# Start of Records for the task

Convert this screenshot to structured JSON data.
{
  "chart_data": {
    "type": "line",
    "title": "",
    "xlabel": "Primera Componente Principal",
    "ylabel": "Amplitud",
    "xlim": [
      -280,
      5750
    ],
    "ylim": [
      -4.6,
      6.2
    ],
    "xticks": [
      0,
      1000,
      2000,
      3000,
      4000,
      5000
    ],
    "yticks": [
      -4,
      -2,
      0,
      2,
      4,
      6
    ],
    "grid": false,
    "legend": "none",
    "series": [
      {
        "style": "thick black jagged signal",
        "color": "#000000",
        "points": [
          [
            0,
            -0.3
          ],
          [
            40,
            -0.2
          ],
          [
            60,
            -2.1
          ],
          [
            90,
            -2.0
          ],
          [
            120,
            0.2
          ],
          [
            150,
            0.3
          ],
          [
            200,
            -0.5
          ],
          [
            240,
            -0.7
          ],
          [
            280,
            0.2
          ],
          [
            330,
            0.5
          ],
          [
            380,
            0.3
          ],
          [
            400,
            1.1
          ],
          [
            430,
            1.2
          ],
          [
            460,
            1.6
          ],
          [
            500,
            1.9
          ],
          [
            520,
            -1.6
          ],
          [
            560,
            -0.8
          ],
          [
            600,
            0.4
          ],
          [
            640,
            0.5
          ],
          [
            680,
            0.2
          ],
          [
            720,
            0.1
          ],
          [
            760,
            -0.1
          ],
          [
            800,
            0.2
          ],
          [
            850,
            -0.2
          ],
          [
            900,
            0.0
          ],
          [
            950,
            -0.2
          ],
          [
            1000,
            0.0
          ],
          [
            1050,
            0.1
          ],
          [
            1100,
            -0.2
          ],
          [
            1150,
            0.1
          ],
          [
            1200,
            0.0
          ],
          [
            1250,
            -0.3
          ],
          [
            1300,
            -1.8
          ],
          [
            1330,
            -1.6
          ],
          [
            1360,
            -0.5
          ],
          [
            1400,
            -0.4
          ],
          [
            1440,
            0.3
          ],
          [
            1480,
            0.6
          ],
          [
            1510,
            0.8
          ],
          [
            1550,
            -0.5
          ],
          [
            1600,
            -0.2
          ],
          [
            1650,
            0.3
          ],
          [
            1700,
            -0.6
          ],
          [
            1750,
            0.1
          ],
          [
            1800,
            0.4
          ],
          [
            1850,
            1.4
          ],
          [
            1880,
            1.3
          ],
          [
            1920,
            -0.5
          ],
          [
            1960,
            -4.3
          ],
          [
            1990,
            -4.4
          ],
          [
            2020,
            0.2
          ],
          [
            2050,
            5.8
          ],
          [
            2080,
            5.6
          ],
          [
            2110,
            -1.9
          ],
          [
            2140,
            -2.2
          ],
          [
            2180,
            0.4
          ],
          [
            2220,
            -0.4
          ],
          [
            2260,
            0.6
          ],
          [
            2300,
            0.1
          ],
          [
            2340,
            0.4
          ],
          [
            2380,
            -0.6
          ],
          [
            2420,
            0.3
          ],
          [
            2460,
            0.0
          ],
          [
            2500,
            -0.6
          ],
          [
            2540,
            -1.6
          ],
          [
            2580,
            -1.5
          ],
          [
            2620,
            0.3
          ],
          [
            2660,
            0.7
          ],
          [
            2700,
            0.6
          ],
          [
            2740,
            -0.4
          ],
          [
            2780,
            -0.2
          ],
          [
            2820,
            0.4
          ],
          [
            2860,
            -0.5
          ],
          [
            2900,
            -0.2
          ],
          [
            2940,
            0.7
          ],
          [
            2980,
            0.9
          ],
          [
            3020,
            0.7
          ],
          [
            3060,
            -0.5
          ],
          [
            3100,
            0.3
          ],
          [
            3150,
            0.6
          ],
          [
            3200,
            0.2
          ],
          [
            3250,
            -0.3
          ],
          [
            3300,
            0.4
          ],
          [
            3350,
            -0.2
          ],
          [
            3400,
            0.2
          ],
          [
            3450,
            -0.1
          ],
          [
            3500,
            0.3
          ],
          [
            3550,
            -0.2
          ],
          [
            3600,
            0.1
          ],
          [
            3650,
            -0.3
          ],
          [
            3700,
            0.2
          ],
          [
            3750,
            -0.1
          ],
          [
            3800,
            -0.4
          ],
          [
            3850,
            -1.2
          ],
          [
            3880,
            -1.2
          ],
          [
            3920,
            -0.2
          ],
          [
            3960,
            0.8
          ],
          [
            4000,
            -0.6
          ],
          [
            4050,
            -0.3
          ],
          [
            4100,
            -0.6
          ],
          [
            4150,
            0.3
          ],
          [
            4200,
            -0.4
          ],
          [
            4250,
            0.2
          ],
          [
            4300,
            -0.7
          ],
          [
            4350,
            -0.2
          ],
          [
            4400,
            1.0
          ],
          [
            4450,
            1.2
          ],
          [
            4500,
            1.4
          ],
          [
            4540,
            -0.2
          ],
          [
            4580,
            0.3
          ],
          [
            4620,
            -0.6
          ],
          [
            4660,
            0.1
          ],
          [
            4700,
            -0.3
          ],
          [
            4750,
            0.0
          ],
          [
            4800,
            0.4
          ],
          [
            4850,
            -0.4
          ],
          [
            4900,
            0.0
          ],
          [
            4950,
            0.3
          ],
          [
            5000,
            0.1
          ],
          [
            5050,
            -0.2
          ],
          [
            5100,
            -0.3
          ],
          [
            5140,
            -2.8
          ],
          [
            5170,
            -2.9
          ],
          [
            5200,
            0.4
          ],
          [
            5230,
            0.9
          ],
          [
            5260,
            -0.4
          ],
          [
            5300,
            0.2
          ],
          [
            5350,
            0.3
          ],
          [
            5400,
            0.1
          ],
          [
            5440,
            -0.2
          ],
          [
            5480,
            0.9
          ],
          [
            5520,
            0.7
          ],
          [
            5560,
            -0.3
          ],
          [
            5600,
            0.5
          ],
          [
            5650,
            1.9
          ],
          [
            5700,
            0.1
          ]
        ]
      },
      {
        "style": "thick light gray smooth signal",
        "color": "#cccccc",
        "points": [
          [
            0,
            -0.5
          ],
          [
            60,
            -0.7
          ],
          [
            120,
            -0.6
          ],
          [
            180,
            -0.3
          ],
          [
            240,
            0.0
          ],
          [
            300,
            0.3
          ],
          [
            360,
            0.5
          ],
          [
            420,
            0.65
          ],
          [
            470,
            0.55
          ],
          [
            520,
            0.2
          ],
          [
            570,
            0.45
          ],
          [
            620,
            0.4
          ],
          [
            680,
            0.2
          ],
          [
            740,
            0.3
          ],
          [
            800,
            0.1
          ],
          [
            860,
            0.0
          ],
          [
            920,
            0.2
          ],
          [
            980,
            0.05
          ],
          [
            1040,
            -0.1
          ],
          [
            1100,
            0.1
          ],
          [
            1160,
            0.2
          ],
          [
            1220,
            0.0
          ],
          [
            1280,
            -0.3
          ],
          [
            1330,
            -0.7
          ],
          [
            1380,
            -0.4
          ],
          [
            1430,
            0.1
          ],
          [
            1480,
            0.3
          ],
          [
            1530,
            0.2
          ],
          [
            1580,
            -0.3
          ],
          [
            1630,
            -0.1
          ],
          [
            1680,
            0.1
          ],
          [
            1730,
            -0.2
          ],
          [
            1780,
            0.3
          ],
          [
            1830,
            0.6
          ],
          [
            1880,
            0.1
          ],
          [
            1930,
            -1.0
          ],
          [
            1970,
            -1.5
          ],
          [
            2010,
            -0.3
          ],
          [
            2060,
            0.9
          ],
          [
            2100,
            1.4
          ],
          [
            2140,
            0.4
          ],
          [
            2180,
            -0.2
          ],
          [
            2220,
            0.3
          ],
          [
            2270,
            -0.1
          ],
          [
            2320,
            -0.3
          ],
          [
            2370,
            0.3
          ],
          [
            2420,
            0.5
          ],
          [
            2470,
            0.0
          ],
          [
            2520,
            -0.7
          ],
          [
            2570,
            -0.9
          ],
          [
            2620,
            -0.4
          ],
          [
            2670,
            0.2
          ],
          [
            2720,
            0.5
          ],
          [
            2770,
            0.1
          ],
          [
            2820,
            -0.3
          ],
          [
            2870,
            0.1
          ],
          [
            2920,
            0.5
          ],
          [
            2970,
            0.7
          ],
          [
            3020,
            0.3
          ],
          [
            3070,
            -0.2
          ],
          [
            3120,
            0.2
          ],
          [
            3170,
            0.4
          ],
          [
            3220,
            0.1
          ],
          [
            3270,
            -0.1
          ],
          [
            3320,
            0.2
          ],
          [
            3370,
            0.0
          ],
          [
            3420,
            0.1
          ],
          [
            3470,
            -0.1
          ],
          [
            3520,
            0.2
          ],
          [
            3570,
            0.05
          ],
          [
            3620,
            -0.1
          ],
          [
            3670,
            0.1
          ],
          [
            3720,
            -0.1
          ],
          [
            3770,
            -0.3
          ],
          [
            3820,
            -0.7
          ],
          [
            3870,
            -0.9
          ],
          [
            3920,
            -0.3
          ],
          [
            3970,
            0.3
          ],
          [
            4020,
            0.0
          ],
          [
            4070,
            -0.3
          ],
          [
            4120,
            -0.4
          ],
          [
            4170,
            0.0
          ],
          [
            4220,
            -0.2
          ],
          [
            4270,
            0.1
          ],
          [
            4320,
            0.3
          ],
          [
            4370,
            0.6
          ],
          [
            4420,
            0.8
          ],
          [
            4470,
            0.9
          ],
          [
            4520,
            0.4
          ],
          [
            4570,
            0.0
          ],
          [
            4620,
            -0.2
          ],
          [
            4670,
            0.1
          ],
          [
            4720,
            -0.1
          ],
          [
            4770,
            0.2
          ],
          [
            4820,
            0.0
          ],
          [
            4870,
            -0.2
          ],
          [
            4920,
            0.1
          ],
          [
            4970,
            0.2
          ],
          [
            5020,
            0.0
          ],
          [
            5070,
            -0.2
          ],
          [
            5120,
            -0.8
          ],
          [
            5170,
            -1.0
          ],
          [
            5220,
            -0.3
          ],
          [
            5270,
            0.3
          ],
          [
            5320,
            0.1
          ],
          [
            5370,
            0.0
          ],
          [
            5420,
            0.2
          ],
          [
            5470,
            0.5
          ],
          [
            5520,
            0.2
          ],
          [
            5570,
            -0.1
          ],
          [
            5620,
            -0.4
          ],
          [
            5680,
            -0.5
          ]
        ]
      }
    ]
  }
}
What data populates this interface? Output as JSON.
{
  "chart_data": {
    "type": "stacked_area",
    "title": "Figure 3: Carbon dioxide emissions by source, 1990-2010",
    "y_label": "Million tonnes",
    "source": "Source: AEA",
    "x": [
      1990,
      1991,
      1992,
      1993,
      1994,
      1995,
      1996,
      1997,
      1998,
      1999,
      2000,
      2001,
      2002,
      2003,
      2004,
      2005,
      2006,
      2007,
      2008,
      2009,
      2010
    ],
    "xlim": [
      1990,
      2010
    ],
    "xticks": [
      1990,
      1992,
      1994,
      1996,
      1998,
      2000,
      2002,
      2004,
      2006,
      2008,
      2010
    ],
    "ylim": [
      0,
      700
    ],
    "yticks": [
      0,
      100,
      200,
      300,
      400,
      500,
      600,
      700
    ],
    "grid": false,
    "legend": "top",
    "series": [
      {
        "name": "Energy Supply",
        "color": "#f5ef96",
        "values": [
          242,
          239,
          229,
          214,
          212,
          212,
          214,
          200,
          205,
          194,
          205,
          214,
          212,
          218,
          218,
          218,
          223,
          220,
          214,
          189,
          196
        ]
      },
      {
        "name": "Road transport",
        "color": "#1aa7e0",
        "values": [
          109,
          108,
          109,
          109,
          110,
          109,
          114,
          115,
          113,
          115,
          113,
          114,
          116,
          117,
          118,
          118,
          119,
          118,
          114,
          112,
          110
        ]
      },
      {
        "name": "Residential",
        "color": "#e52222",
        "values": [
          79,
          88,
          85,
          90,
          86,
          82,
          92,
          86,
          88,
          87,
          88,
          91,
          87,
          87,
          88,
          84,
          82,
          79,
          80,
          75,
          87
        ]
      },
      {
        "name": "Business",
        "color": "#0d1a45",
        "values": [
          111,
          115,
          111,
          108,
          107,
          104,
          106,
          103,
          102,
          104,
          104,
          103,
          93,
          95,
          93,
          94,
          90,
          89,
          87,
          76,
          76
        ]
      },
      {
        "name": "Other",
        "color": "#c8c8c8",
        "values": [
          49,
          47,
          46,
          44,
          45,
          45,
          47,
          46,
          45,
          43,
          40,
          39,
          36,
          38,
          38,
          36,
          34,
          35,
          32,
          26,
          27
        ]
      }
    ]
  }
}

# End of Records for the task

▸ **Exercise task**: Take every line from the records above that has the word "source" and copy it.

▸ **Task response**:
    "title": "Figure 3: Carbon dioxide emissions by source, 1990-2010",
    "source": "Source: AEA",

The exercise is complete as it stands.